The answer should be one number, the count of lines in the data with "JSON".

▶ **Input records**
—————
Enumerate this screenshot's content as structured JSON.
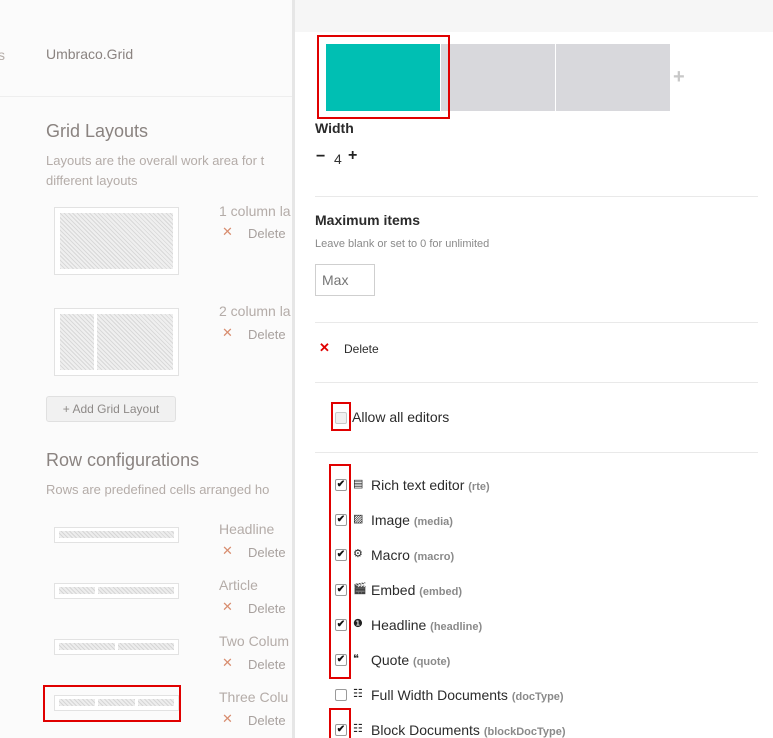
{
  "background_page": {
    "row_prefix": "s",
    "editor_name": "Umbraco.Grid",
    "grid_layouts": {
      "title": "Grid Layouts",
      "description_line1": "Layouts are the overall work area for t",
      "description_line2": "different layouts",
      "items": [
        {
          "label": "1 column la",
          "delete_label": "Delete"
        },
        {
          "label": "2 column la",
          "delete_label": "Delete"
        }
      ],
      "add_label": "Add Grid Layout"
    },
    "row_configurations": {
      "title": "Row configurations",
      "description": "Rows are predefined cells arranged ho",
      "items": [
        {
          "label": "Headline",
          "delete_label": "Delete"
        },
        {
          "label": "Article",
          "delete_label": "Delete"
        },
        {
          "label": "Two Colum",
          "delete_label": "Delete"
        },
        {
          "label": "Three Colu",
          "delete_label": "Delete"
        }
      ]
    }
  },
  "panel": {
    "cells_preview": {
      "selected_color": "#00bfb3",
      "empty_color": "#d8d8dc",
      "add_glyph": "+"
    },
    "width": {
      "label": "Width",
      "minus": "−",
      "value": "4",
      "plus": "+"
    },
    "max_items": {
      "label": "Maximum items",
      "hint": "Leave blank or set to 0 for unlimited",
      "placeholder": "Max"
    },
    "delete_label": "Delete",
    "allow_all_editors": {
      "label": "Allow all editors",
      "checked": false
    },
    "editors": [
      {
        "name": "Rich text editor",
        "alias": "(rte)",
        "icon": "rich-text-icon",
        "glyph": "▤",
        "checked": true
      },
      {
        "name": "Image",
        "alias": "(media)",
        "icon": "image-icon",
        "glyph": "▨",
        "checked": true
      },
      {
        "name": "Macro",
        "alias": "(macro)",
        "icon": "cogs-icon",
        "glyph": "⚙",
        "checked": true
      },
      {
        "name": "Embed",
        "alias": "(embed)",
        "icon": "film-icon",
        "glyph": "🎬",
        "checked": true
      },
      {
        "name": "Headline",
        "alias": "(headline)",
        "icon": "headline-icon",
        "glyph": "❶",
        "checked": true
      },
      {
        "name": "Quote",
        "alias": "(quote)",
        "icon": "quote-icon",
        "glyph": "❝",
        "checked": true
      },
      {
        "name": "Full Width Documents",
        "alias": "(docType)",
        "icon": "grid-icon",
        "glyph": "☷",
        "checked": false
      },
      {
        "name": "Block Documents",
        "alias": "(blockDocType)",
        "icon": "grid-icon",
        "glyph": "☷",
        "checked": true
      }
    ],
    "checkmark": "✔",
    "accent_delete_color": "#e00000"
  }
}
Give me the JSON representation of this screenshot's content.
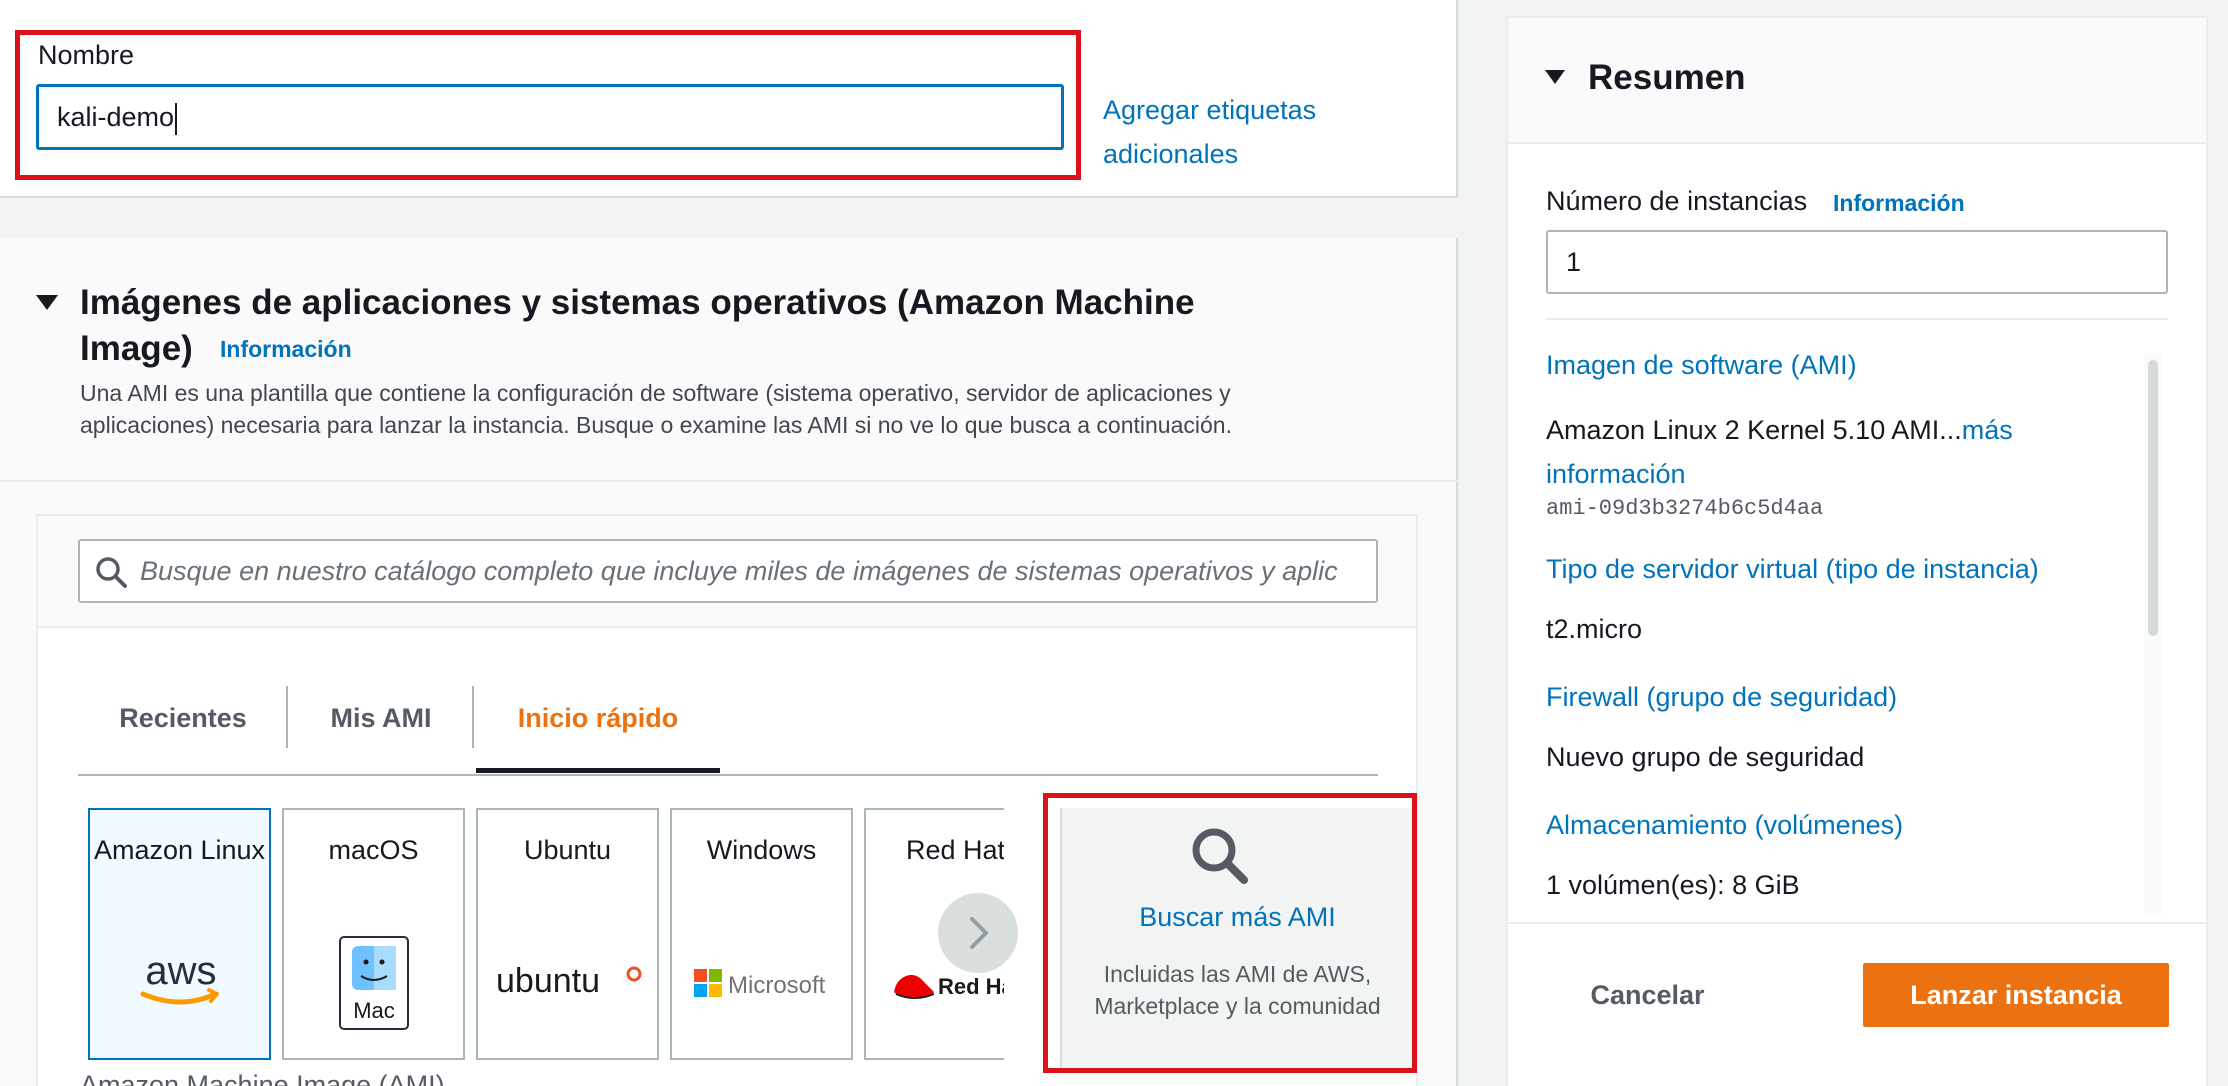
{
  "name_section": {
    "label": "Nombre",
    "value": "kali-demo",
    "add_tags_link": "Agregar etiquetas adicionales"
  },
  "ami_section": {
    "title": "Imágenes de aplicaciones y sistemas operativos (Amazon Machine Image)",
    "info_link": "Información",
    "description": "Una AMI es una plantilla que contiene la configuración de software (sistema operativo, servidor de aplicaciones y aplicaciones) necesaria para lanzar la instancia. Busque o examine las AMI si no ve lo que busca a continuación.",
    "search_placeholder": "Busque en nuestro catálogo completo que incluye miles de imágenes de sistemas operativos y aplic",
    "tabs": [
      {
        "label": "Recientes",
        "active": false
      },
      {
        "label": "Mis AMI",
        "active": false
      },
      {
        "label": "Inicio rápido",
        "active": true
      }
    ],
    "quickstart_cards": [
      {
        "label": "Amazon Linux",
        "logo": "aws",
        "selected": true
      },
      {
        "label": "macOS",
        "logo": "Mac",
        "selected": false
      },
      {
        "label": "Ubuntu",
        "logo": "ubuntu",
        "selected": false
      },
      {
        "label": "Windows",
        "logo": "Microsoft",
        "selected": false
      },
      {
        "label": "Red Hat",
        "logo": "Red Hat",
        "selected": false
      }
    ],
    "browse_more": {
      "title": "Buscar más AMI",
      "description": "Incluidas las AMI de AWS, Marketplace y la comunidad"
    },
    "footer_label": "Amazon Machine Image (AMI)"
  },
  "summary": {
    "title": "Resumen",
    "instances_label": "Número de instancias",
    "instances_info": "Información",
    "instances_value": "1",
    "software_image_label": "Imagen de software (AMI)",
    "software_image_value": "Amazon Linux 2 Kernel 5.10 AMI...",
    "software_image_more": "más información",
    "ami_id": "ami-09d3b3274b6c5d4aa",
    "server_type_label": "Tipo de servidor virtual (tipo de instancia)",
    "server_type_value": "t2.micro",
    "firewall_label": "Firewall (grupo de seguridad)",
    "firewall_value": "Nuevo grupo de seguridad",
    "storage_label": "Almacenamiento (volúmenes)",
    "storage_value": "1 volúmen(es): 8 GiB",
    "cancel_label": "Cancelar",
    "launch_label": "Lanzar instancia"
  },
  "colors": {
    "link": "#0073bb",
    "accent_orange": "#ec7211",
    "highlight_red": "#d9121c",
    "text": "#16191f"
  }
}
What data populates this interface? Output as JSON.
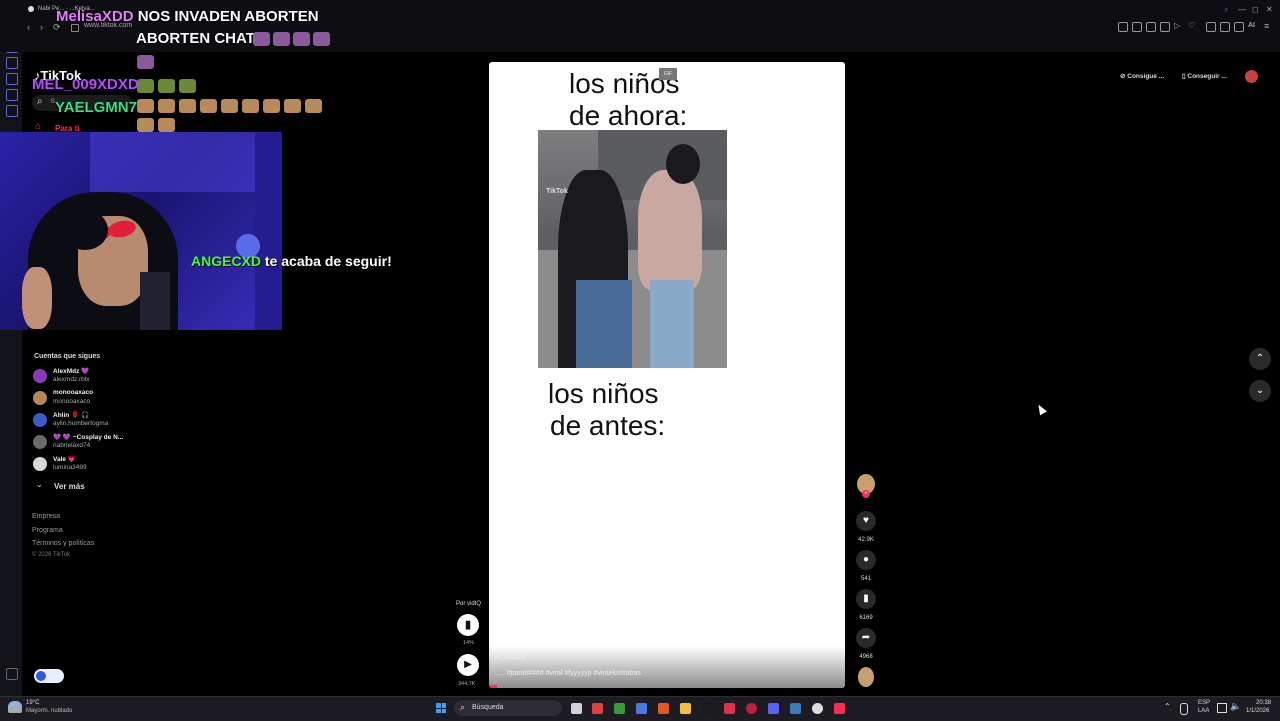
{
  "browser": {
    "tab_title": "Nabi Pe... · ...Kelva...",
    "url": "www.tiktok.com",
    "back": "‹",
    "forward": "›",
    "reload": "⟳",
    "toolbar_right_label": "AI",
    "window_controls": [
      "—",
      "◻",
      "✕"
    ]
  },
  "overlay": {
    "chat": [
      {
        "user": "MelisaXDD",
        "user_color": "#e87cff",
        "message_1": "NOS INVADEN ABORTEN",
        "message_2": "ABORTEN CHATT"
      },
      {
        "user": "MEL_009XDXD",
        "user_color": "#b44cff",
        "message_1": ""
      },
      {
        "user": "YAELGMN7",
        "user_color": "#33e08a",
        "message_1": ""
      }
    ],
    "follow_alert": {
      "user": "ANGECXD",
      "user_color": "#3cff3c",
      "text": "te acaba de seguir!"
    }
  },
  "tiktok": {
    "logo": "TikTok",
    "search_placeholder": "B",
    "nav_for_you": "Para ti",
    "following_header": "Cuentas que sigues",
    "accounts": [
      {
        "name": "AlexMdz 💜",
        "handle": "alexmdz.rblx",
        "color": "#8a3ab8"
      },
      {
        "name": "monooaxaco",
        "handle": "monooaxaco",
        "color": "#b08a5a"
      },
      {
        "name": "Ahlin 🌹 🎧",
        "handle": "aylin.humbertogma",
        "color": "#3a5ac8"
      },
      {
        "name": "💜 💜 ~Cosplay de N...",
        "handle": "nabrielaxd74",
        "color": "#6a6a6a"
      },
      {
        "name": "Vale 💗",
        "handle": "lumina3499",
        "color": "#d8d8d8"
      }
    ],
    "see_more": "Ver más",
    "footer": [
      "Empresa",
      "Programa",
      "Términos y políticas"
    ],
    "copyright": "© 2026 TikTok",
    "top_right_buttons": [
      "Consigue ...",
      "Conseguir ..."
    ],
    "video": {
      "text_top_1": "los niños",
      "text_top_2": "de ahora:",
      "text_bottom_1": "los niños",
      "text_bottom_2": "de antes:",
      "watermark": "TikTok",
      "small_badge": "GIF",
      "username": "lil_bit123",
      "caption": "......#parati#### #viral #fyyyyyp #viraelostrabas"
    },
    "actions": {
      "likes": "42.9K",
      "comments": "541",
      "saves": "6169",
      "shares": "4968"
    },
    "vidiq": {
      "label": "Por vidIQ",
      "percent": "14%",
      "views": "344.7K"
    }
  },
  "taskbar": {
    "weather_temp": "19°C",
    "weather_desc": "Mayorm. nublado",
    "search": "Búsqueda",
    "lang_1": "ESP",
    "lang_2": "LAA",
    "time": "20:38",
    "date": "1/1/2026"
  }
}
—————
▶ **Response**
3